» Work to complete
Show all lines that include the string "something"; copy each one.

— start of Provided records —

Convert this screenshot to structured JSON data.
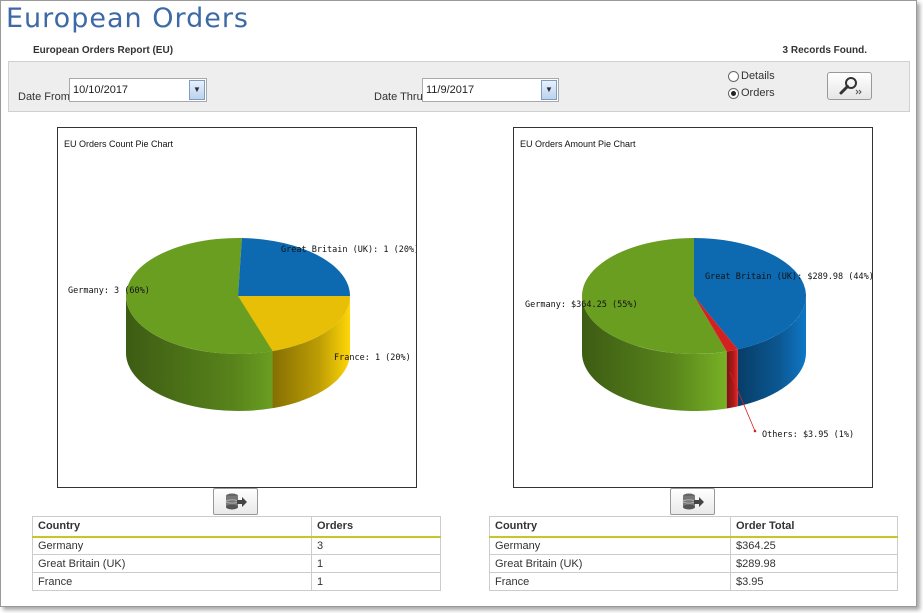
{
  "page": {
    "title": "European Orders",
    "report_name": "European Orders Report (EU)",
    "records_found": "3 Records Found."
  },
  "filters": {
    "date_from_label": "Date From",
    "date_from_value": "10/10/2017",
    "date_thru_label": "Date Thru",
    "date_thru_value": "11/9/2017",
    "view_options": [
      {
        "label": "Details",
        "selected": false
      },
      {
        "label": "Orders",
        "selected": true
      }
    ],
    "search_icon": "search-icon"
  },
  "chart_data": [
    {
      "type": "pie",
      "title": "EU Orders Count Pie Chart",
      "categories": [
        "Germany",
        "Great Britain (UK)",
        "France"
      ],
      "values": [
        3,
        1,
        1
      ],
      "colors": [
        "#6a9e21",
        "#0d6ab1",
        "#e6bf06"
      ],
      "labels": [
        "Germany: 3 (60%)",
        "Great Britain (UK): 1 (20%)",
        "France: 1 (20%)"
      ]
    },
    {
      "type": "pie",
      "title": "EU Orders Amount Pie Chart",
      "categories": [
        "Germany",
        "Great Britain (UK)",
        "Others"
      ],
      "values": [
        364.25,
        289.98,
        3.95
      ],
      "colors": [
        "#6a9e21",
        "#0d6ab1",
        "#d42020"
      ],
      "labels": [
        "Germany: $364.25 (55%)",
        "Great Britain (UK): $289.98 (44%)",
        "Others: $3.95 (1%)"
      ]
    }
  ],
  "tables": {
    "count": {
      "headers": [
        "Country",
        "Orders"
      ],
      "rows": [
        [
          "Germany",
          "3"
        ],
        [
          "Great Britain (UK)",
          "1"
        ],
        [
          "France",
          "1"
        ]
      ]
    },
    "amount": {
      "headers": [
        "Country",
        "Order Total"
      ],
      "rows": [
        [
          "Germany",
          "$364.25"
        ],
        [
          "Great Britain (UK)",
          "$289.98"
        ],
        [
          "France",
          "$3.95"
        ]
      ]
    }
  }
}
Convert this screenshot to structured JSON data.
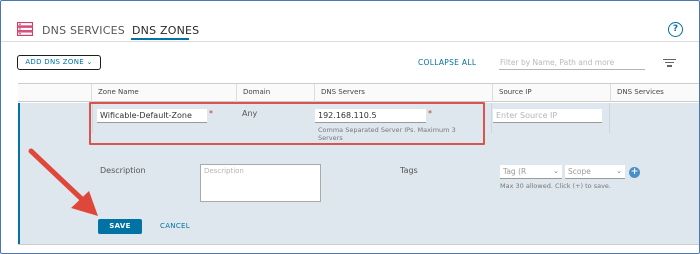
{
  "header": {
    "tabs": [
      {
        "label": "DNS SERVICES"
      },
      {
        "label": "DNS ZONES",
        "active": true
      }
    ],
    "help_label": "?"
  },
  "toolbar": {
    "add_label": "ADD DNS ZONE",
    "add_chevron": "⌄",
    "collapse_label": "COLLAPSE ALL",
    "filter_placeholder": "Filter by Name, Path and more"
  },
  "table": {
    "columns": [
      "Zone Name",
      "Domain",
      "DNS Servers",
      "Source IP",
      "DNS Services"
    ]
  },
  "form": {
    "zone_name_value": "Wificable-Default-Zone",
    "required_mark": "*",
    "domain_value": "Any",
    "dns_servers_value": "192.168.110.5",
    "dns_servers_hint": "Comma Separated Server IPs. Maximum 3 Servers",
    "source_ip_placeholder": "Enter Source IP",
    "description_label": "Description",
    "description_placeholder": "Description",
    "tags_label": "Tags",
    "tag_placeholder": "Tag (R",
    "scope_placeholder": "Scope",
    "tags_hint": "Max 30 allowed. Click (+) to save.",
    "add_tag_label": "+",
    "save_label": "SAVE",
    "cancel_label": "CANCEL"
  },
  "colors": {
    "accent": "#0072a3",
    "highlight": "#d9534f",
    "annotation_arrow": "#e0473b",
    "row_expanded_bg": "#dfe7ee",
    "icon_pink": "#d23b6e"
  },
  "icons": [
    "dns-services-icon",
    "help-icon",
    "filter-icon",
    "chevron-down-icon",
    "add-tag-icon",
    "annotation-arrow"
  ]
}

— end of Provided records —
— start of Provided records —

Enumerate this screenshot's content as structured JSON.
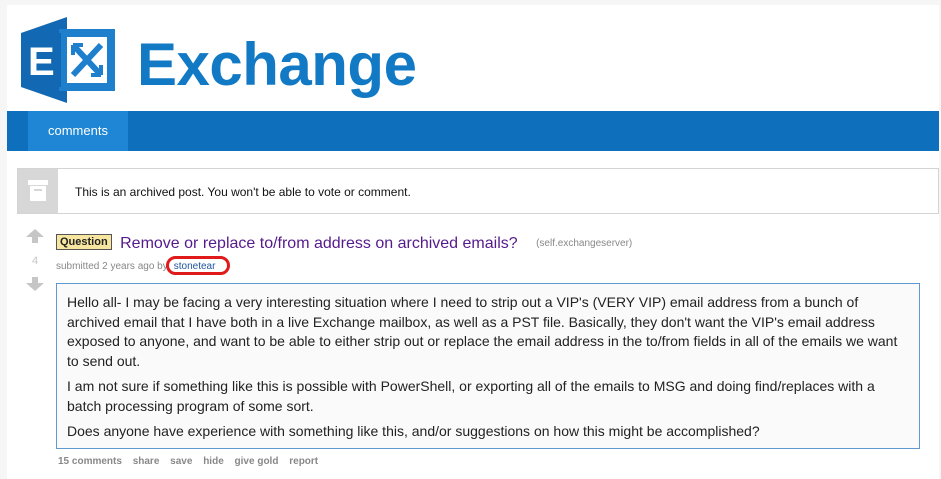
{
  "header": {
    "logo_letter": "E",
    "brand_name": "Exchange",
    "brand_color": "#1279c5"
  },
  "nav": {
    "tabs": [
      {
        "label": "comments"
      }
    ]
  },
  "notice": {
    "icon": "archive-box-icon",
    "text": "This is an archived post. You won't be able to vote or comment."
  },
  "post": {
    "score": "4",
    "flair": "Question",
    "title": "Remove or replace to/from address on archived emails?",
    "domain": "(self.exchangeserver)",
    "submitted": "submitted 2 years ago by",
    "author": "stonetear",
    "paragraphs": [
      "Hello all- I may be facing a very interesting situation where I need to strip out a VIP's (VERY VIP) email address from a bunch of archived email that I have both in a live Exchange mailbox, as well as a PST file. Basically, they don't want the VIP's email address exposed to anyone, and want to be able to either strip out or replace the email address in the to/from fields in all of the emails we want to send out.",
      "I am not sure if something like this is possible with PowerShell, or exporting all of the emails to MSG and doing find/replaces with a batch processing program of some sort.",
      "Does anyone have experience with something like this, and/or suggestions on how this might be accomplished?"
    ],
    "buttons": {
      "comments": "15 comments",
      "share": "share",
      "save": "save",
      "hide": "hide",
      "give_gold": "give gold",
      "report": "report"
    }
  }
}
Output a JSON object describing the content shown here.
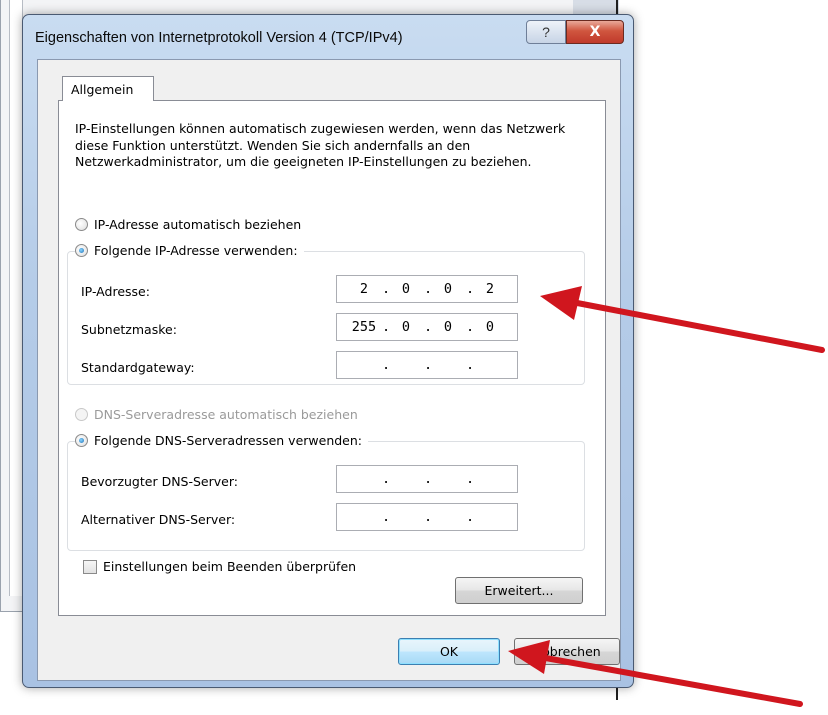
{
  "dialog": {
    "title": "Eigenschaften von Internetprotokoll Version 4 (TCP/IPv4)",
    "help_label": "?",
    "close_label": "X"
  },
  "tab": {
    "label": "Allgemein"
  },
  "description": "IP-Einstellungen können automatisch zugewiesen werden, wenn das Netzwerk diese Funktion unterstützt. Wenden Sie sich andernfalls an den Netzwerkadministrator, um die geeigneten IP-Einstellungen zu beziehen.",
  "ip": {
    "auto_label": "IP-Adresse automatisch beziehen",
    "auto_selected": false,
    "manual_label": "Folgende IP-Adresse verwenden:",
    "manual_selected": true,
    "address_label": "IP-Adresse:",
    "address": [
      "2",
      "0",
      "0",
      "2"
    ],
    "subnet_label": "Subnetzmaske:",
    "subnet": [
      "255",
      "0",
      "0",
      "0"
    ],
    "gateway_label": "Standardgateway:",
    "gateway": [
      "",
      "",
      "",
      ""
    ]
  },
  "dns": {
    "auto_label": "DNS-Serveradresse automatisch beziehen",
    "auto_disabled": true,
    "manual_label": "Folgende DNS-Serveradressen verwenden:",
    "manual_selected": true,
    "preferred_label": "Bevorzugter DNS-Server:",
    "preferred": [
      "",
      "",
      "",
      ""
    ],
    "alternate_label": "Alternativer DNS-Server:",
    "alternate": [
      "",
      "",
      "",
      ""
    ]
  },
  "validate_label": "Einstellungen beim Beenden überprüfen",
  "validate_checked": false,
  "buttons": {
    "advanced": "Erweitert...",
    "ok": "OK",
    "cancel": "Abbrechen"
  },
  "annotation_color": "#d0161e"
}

— end of Provided records —

» Answer in full
      "I am not sure if something like this is possible with PowerShell, or exporting all of the emails to MSG and doing find/replaces with a batch processing program of some sort.",
      "Does anyone have experience with something like this, and/or suggestions on how this might be accomplished?"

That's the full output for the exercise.